Below is a listing. Gather each line of it that contains "trasformazione".

————————

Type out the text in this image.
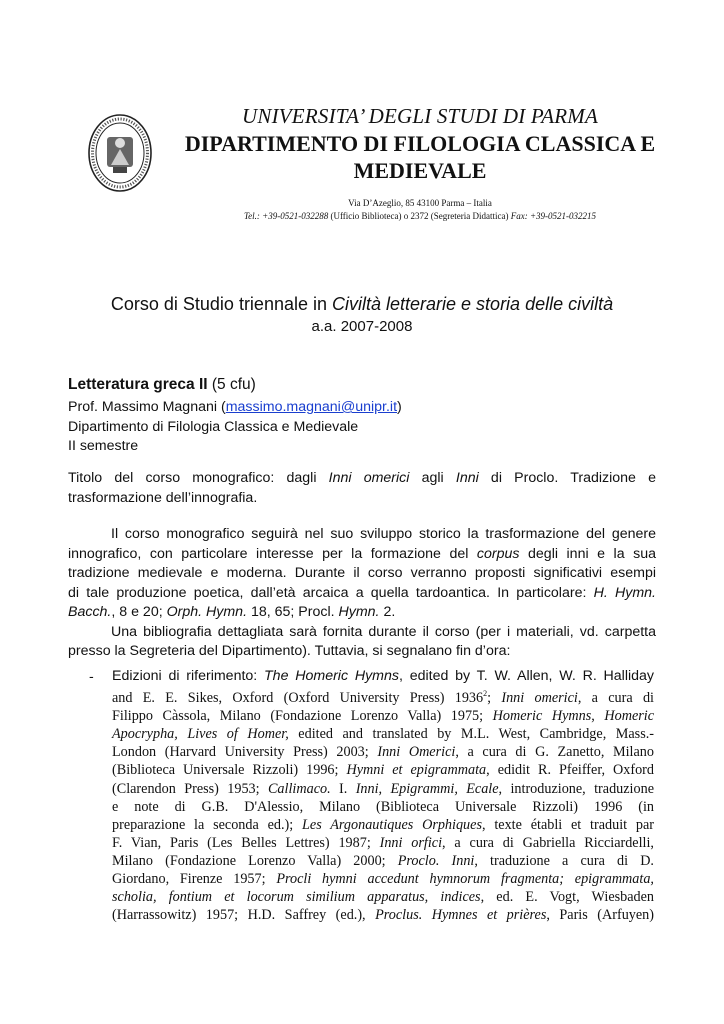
UNIVERSITA’ DEGLI STUDI DI PARMA
DIPARTIMENTO DI FILOLOGIA CLASSICA E
MEDIEVALE
Via D’Azeglio, 85 43100 Parma – Italia
Tel.: +39-0521-032288 (Ufficio Biblioteca) o 2372 (Segreteria Didattica) Fax: +39-0521-032215
Corso di Studio triennale in Civiltà letterarie e storia delle civiltà
a.a. 2007-2008
Letteratura greca II (5 cfu)
Prof. Massimo Magnani (massimo.magnani@unipr.it)
Dipartimento di Filologia Classica e Medievale
II semestre
Titolo del corso monografico: dagli Inni omerici agli Inni di Proclo. Tradizione e
trasformazione dell’innografia.
Il corso monografico seguirà nel suo sviluppo storico la trasformazione del genere
innografico, con particolare interesse per la formazione del corpus degli inni e la sua
tradizione medievale e moderna. Durante il corso verranno proposti significativi esempi
di tale produzione poetica, dall’età arcaica a quella tardoantica. In particolare: H. Hymn.
Bacch., 8 e 20; Orph. Hymn. 18, 65; Procl. Hymn. 2.
Una bibliografia dettagliata sarà fornita durante il corso (per i materiali, vd. carpetta
presso la Segreteria del Dipartimento). Tuttavia, si segnalano fin d’ora:
- Edizioni di riferimento: The Homeric Hymns, edited by T. W. Allen, W. R. Halliday
and E. E. Sikes, Oxford (Oxford University Press) 1936$^2$; Inni omerici, a cura di
Filippo Càssola, Milano (Fondazione Lorenzo Valla) 1975; Homeric Hymns, Homeric
Apocrypha, Lives of Homer, edited and translated by M.L. West, Cambridge, Mass.-
London (Harvard University Press) 2003; Inni Omerici, a cura di G. Zanetto, Milano
(Biblioteca Universale Rizzoli) 1996; Hymni et epigrammata, edidit R. Pfeiffer, Oxford
(Clarendon Press) 1953; Callimaco. I. Inni, Epigrammi, Ecale, introduzione, traduzione
e note di G.B. D'Alessio, Milano (Biblioteca Universale Rizzoli) 1996 (in
preparazione la seconda ed.); Les Argonautiques Orphiques, texte établi et traduit par
F. Vian, Paris (Les Belles Lettres) 1987; Inni orfici, a cura di Gabriella Ricciardelli,
Milano (Fondazione Lorenzo Valla) 2000; Proclo. Inni, traduzione a cura di D.
Giordano, Firenze 1957; Procli hymni accedunt hymnorum fragmenta; epigrammata,
scholia, fontium et locorum similium apparatus, indices, ed. E. Vogt, Wiesbaden
(Harrassowitz) 1957; H.D. Saffrey (ed.), Proclus. Hymnes et prières, Paris (Arfuyen)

————————

# Solution to this problem:
trasformazione dell’innografia.
Il corso monografico seguirà nel suo sviluppo storico la trasformazione del genere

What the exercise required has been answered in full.